» **Written exercise**:
The data below should be printed in full, exactly, and without any of its images.

» **Extracted entries**:
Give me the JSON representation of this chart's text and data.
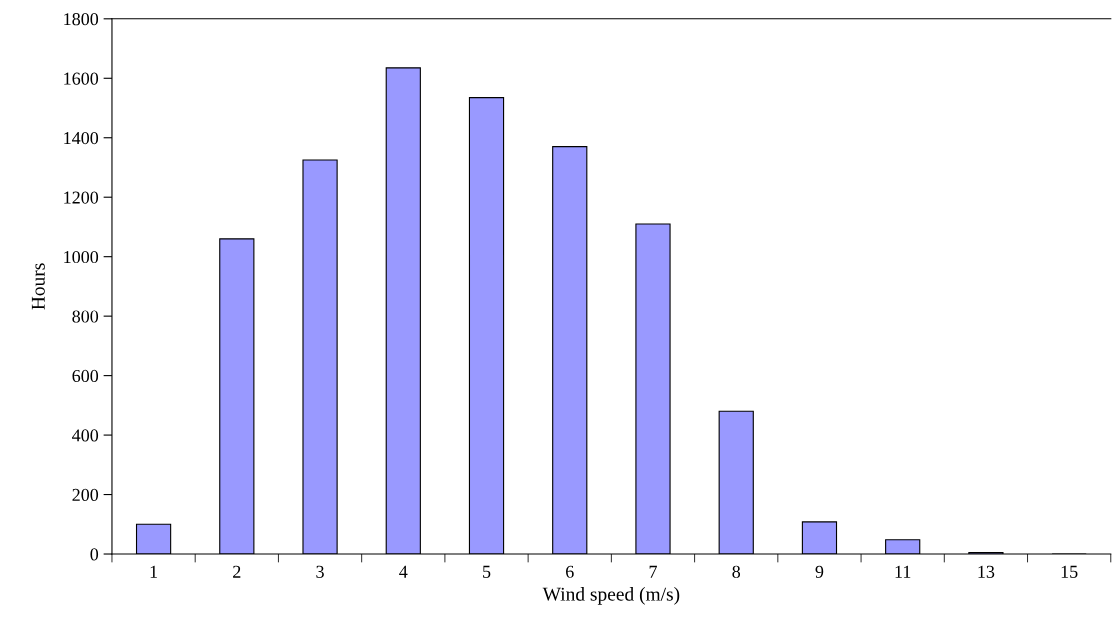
{
  "chart_data": {
    "type": "bar",
    "xlabel": "Wind speed (m/s)",
    "ylabel": "Hours",
    "categories": [
      "1",
      "2",
      "3",
      "4",
      "5",
      "6",
      "7",
      "8",
      "9",
      "11",
      "13",
      "15"
    ],
    "values": [
      100,
      1060,
      1325,
      1635,
      1535,
      1370,
      1110,
      480,
      108,
      48,
      5,
      0
    ],
    "color": "#9999ff",
    "ylim": [
      0,
      1800
    ],
    "yticks": [
      0,
      200,
      400,
      600,
      800,
      1000,
      1200,
      1400,
      1600,
      1800
    ],
    "grid": false
  }
}
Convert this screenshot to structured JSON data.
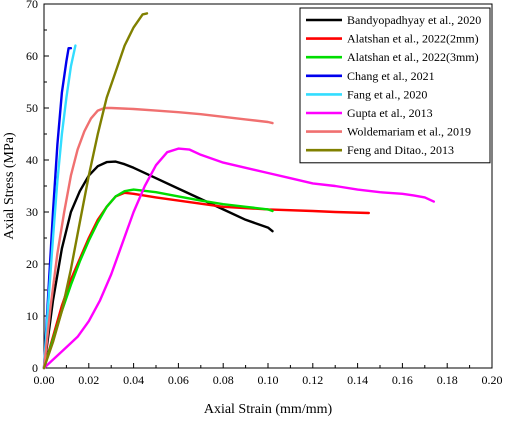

» **Result of this task**:
Give me the JSON representation of this chart's text and data.
{
  "chart_data": {
    "type": "bar",
    "xlabel": "Wind speed (m/s)",
    "ylabel": "Hours",
    "categories": [
      "1",
      "2",
      "3",
      "4",
      "5",
      "6",
      "7",
      "8",
      "9",
      "11",
      "13",
      "15"
    ],
    "values": [
      100,
      1060,
      1325,
      1635,
      1535,
      1370,
      1110,
      480,
      108,
      48,
      5,
      0
    ],
    "color": "#9999ff",
    "ylim": [
      0,
      1800
    ],
    "yticks": [
      0,
      200,
      400,
      600,
      800,
      1000,
      1200,
      1400,
      1600,
      1800
    ],
    "grid": false
  }
}
Convert this screenshot to structured JSON data.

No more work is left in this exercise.